## What you have to do:
Repeat every record below exactly, omitting any pictures.

## Saved entries:

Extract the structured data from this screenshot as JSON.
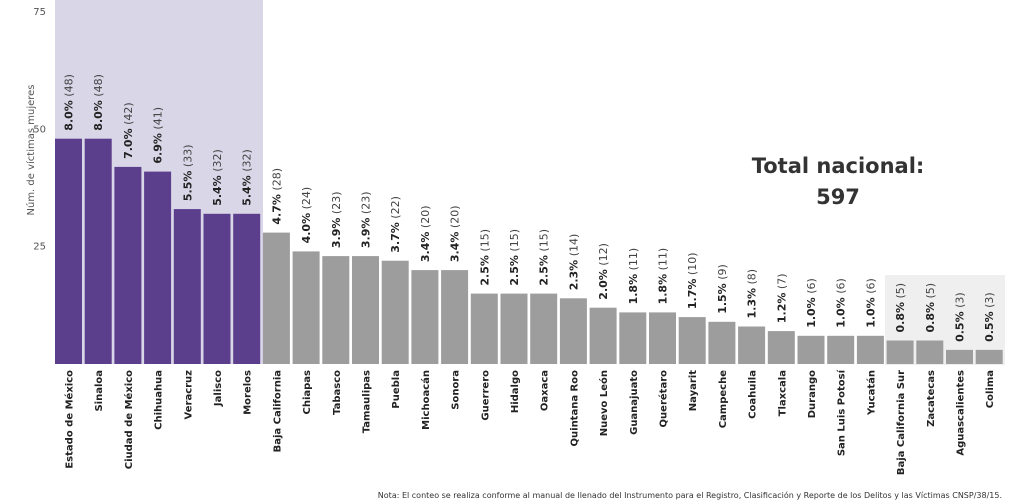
{
  "colors": {
    "highlight_bar": "#5b3e8c",
    "highlight_band": "#d9d6e8",
    "other_bar": "#9d9d9d",
    "low_band": "#efefef"
  },
  "chart_data": {
    "type": "bar",
    "ylabel": "Núm. de víctimas mujeres",
    "yticks": [
      25,
      50,
      75
    ],
    "ylim": [
      0,
      75
    ],
    "highlight_count": 7,
    "categories": [
      "Estado de México",
      "Sinaloa",
      "Ciudad de México",
      "Chihuahua",
      "Veracruz",
      "Jalisco",
      "Morelos",
      "Baja California",
      "Chiapas",
      "Tabasco",
      "Tamaulipas",
      "Puebla",
      "Michoacán",
      "Sonora",
      "Guerrero",
      "Hidalgo",
      "Oaxaca",
      "Quintana Roo",
      "Nuevo León",
      "Guanajuato",
      "Querétaro",
      "Nayarit",
      "Campeche",
      "Coahuila",
      "Tlaxcala",
      "Durango",
      "San Luis Potosí",
      "Yucatán",
      "Baja California Sur",
      "Zacatecas",
      "Aguascalientes",
      "Colima"
    ],
    "values": [
      48,
      48,
      42,
      41,
      33,
      32,
      32,
      28,
      24,
      23,
      23,
      22,
      20,
      20,
      15,
      15,
      15,
      14,
      12,
      11,
      11,
      10,
      9,
      8,
      7,
      6,
      6,
      6,
      5,
      5,
      3,
      3
    ],
    "percent_labels": [
      "8.0%",
      "8.0%",
      "7.0%",
      "6.9%",
      "5.5%",
      "5.4%",
      "5.4%",
      "4.7%",
      "4.0%",
      "3.9%",
      "3.9%",
      "3.7%",
      "3.4%",
      "3.4%",
      "2.5%",
      "2.5%",
      "2.5%",
      "2.3%",
      "2.0%",
      "1.8%",
      "1.8%",
      "1.7%",
      "1.5%",
      "1.3%",
      "1.2%",
      "1.0%",
      "1.0%",
      "1.0%",
      "0.8%",
      "0.8%",
      "0.5%",
      "0.5%"
    ],
    "count_labels": [
      "(48)",
      "(48)",
      "(42)",
      "(41)",
      "(33)",
      "(32)",
      "(32)",
      "(28)",
      "(24)",
      "(23)",
      "(23)",
      "(22)",
      "(20)",
      "(20)",
      "(15)",
      "(15)",
      "(15)",
      "(14)",
      "(12)",
      "(11)",
      "(11)",
      "(10)",
      "(9)",
      "(8)",
      "(7)",
      "(6)",
      "(6)",
      "(6)",
      "(5)",
      "(5)",
      "(3)",
      "(3)"
    ],
    "total_label_line1": "Total nacional:",
    "total_label_line2": "597",
    "note": "Nota: El conteo se realiza conforme al manual de llenado del Instrumento para el Registro, Clasificación y Reporte de los Delitos y las Víctimas CNSP/38/15."
  }
}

## The response:
Extract the structured data from this screenshot as JSON.
{
  "colors": {
    "highlight_bar": "#5b3e8c",
    "highlight_band": "#d9d6e8",
    "other_bar": "#9d9d9d",
    "low_band": "#efefef"
  },
  "chart_data": {
    "type": "bar",
    "ylabel": "Núm. de víctimas mujeres",
    "yticks": [
      25,
      50,
      75
    ],
    "ylim": [
      0,
      75
    ],
    "highlight_count": 7,
    "categories": [
      "Estado de México",
      "Sinaloa",
      "Ciudad de México",
      "Chihuahua",
      "Veracruz",
      "Jalisco",
      "Morelos",
      "Baja California",
      "Chiapas",
      "Tabasco",
      "Tamaulipas",
      "Puebla",
      "Michoacán",
      "Sonora",
      "Guerrero",
      "Hidalgo",
      "Oaxaca",
      "Quintana Roo",
      "Nuevo León",
      "Guanajuato",
      "Querétaro",
      "Nayarit",
      "Campeche",
      "Coahuila",
      "Tlaxcala",
      "Durango",
      "San Luis Potosí",
      "Yucatán",
      "Baja California Sur",
      "Zacatecas",
      "Aguascalientes",
      "Colima"
    ],
    "values": [
      48,
      48,
      42,
      41,
      33,
      32,
      32,
      28,
      24,
      23,
      23,
      22,
      20,
      20,
      15,
      15,
      15,
      14,
      12,
      11,
      11,
      10,
      9,
      8,
      7,
      6,
      6,
      6,
      5,
      5,
      3,
      3
    ],
    "percent_labels": [
      "8.0%",
      "8.0%",
      "7.0%",
      "6.9%",
      "5.5%",
      "5.4%",
      "5.4%",
      "4.7%",
      "4.0%",
      "3.9%",
      "3.9%",
      "3.7%",
      "3.4%",
      "3.4%",
      "2.5%",
      "2.5%",
      "2.5%",
      "2.3%",
      "2.0%",
      "1.8%",
      "1.8%",
      "1.7%",
      "1.5%",
      "1.3%",
      "1.2%",
      "1.0%",
      "1.0%",
      "1.0%",
      "0.8%",
      "0.8%",
      "0.5%",
      "0.5%"
    ],
    "count_labels": [
      "(48)",
      "(48)",
      "(42)",
      "(41)",
      "(33)",
      "(32)",
      "(32)",
      "(28)",
      "(24)",
      "(23)",
      "(23)",
      "(22)",
      "(20)",
      "(20)",
      "(15)",
      "(15)",
      "(15)",
      "(14)",
      "(12)",
      "(11)",
      "(11)",
      "(10)",
      "(9)",
      "(8)",
      "(7)",
      "(6)",
      "(6)",
      "(6)",
      "(5)",
      "(5)",
      "(3)",
      "(3)"
    ],
    "total_label_line1": "Total nacional:",
    "total_label_line2": "597",
    "note": "Nota: El conteo se realiza conforme al manual de llenado del Instrumento para el Registro, Clasificación y Reporte de los Delitos y las Víctimas CNSP/38/15."
  }
}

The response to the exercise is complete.